● WHAT YOU HAVE TO DO:
Extract all lines in the data that contain the word "this".

[Extracted data entries]
---*---

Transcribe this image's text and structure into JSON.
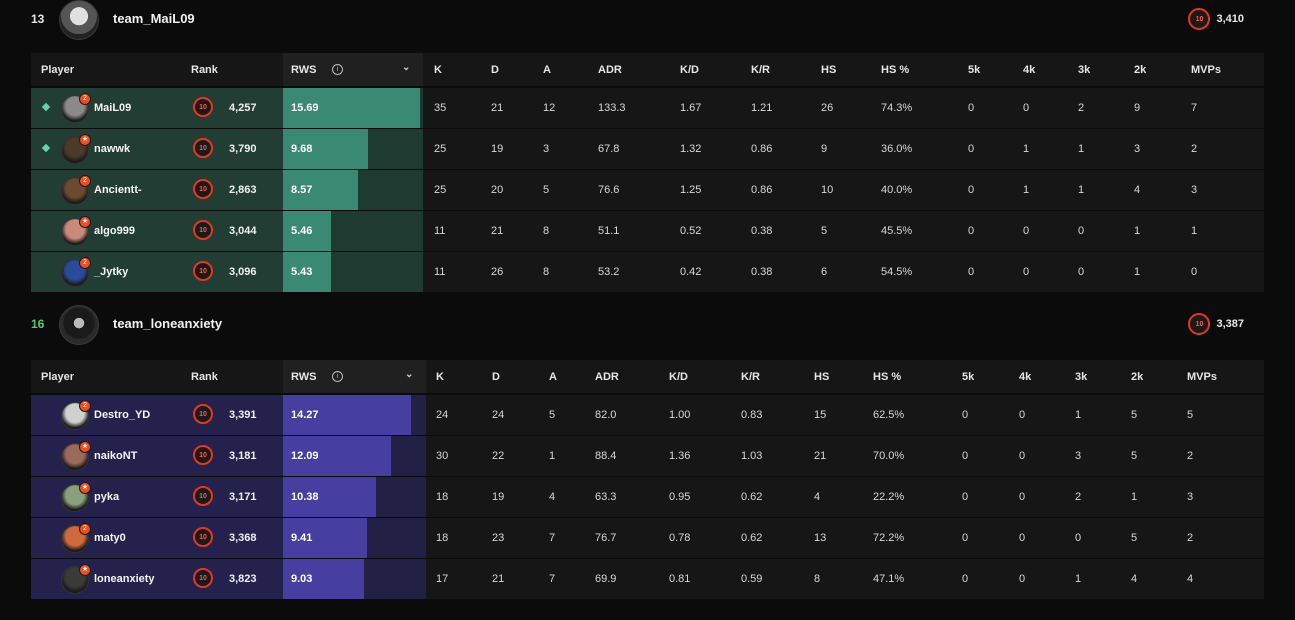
{
  "colors": {
    "team1_left": "#223d33",
    "team1_track": "#1f3a31",
    "team1_fill": "#3a8a73",
    "team2_left": "#24224c",
    "team2_track": "#222145",
    "team2_fill": "#463ea0",
    "score_win": "#4fd06a",
    "level": "#e8361e"
  },
  "columns": [
    "Player",
    "Rank",
    "RWS",
    "K",
    "D",
    "A",
    "ADR",
    "K/D",
    "K/R",
    "HS",
    "HS %",
    "5k",
    "4k",
    "3k",
    "2k",
    "MVPs"
  ],
  "rws_max": 16,
  "teams": [
    {
      "score": "13",
      "name": "team_MaiL09",
      "elo": "3,410",
      "level": "10",
      "players": [
        {
          "name": "MaiL09",
          "party": true,
          "badge": "2",
          "level": "10",
          "elo": "4,257",
          "rws": 15.69,
          "rws_text": "15.69",
          "k": "35",
          "d": "21",
          "a": "12",
          "adr": "133.3",
          "kd": "1.67",
          "kr": "1.21",
          "hs": "26",
          "hsp": "74.3%",
          "k5": "0",
          "k4": "0",
          "k3": "2",
          "k2": "9",
          "mvps": "7",
          "avatar": "#8a8a8a"
        },
        {
          "name": "nawwk",
          "party": true,
          "badge": "★",
          "level": "10",
          "elo": "3,790",
          "rws": 9.68,
          "rws_text": "9.68",
          "k": "25",
          "d": "19",
          "a": "3",
          "adr": "67.8",
          "kd": "1.32",
          "kr": "0.86",
          "hs": "9",
          "hsp": "36.0%",
          "k5": "0",
          "k4": "1",
          "k3": "1",
          "k2": "3",
          "mvps": "2",
          "avatar": "#4a3a2a"
        },
        {
          "name": "Ancientt-",
          "party": false,
          "badge": "2",
          "level": "10",
          "elo": "2,863",
          "rws": 8.57,
          "rws_text": "8.57",
          "k": "25",
          "d": "20",
          "a": "5",
          "adr": "76.6",
          "kd": "1.25",
          "kr": "0.86",
          "hs": "10",
          "hsp": "40.0%",
          "k5": "0",
          "k4": "1",
          "k3": "1",
          "k2": "4",
          "mvps": "3",
          "avatar": "#6a4a30"
        },
        {
          "name": "algo999",
          "party": false,
          "badge": "★",
          "level": "10",
          "elo": "3,044",
          "rws": 5.46,
          "rws_text": "5.46",
          "k": "11",
          "d": "21",
          "a": "8",
          "adr": "51.1",
          "kd": "0.52",
          "kr": "0.38",
          "hs": "5",
          "hsp": "45.5%",
          "k5": "0",
          "k4": "0",
          "k3": "0",
          "k2": "1",
          "mvps": "1",
          "avatar": "#c88a7a"
        },
        {
          "name": "_Jytky",
          "party": false,
          "badge": "2",
          "level": "10",
          "elo": "3,096",
          "rws": 5.43,
          "rws_text": "5.43",
          "k": "11",
          "d": "26",
          "a": "8",
          "adr": "53.2",
          "kd": "0.42",
          "kr": "0.38",
          "hs": "6",
          "hsp": "54.5%",
          "k5": "0",
          "k4": "0",
          "k3": "0",
          "k2": "1",
          "mvps": "0",
          "avatar": "#2a4a9a"
        }
      ]
    },
    {
      "score": "16",
      "name": "team_loneanxiety",
      "elo": "3,387",
      "level": "10",
      "players": [
        {
          "name": "Destro_YD",
          "party": false,
          "badge": "2",
          "level": "10",
          "elo": "3,391",
          "rws": 14.27,
          "rws_text": "14.27",
          "k": "24",
          "d": "24",
          "a": "5",
          "adr": "82.0",
          "kd": "1.00",
          "kr": "0.83",
          "hs": "15",
          "hsp": "62.5%",
          "k5": "0",
          "k4": "0",
          "k3": "1",
          "k2": "5",
          "mvps": "5",
          "avatar": "#d0d0d0"
        },
        {
          "name": "naikoNT",
          "party": false,
          "badge": "★",
          "level": "10",
          "elo": "3,181",
          "rws": 12.09,
          "rws_text": "12.09",
          "k": "30",
          "d": "22",
          "a": "1",
          "adr": "88.4",
          "kd": "1.36",
          "kr": "1.03",
          "hs": "21",
          "hsp": "70.0%",
          "k5": "0",
          "k4": "0",
          "k3": "3",
          "k2": "5",
          "mvps": "2",
          "avatar": "#9a6a5a"
        },
        {
          "name": "pyka",
          "party": false,
          "badge": "★",
          "level": "10",
          "elo": "3,171",
          "rws": 10.38,
          "rws_text": "10.38",
          "k": "18",
          "d": "19",
          "a": "4",
          "adr": "63.3",
          "kd": "0.95",
          "kr": "0.62",
          "hs": "4",
          "hsp": "22.2%",
          "k5": "0",
          "k4": "0",
          "k3": "2",
          "k2": "1",
          "mvps": "3",
          "avatar": "#8aa07a"
        },
        {
          "name": "maty0",
          "party": false,
          "badge": "2",
          "level": "10",
          "elo": "3,368",
          "rws": 9.41,
          "rws_text": "9.41",
          "k": "18",
          "d": "23",
          "a": "7",
          "adr": "76.7",
          "kd": "0.78",
          "kr": "0.62",
          "hs": "13",
          "hsp": "72.2%",
          "k5": "0",
          "k4": "0",
          "k3": "0",
          "k2": "5",
          "mvps": "2",
          "avatar": "#d06a3a"
        },
        {
          "name": "loneanxiety",
          "party": false,
          "badge": "★",
          "level": "10",
          "elo": "3,823",
          "rws": 9.03,
          "rws_text": "9.03",
          "k": "17",
          "d": "21",
          "a": "7",
          "adr": "69.9",
          "kd": "0.81",
          "kr": "0.59",
          "hs": "8",
          "hsp": "47.1%",
          "k5": "0",
          "k4": "0",
          "k3": "1",
          "k2": "4",
          "mvps": "4",
          "avatar": "#3a3a3a"
        }
      ]
    }
  ]
}
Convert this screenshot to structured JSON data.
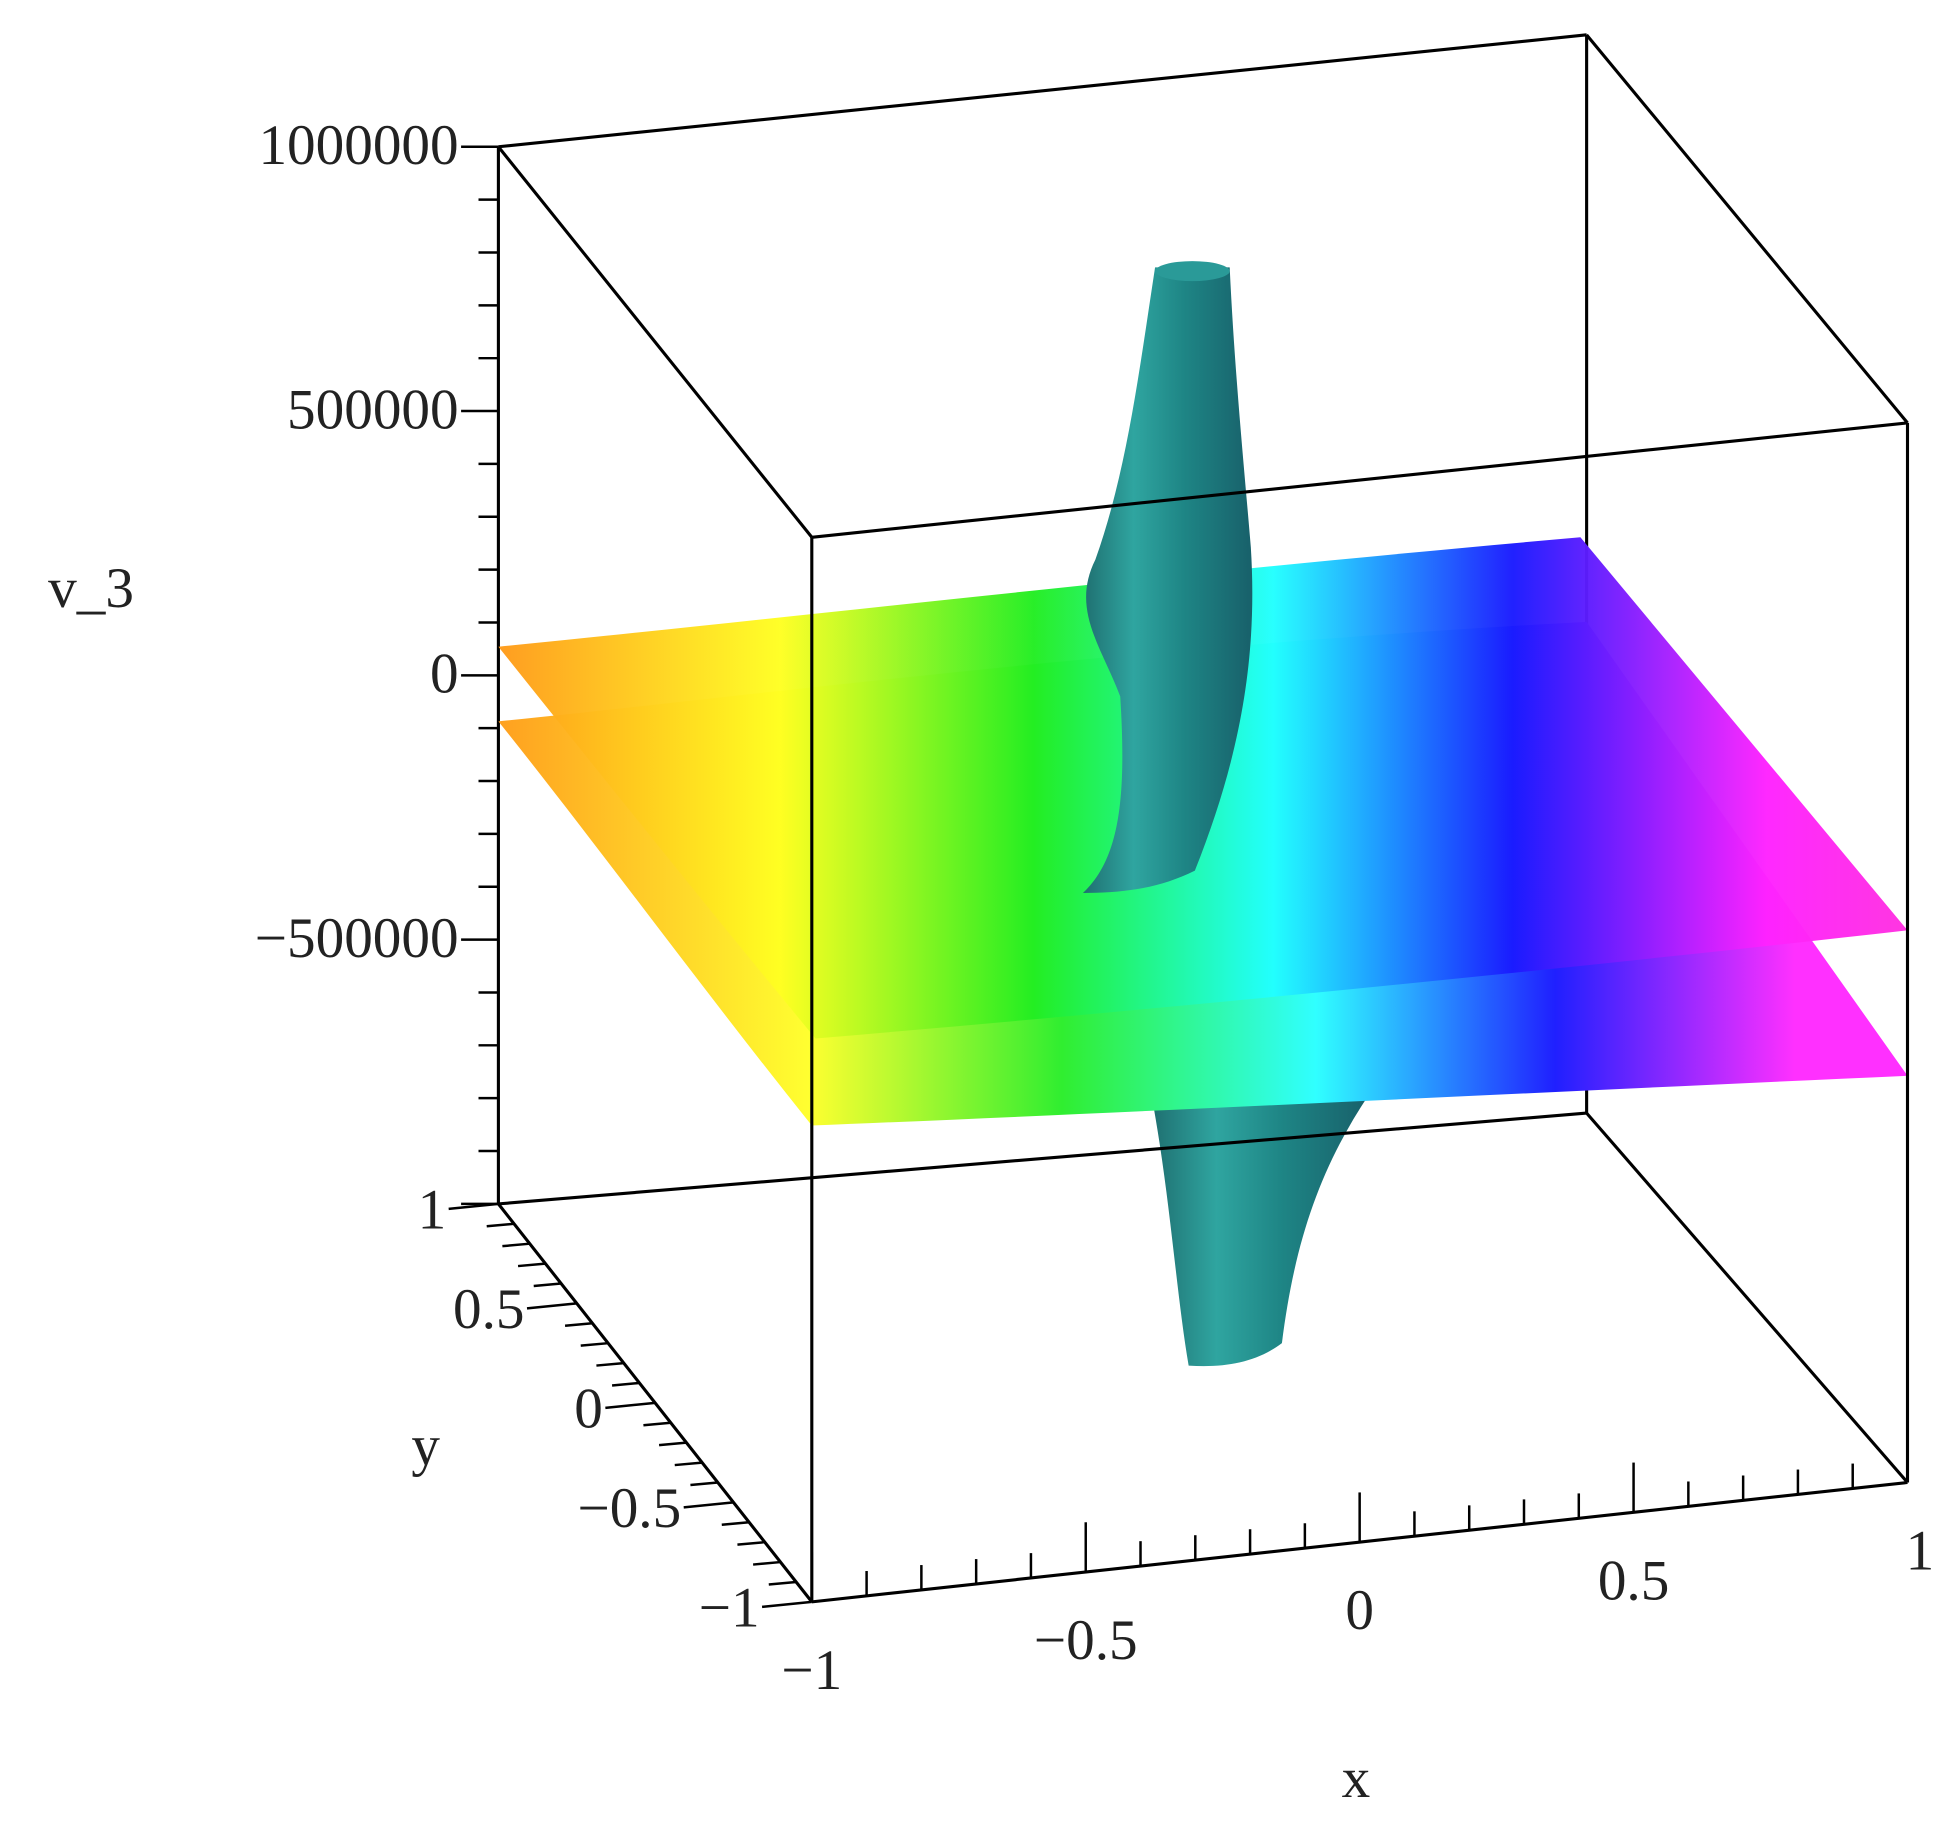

---*---

● RESPONSE TO THE EXERCISE:
Transcribe this image's text and structure into JSON.
Convert this screenshot to structured JSON data.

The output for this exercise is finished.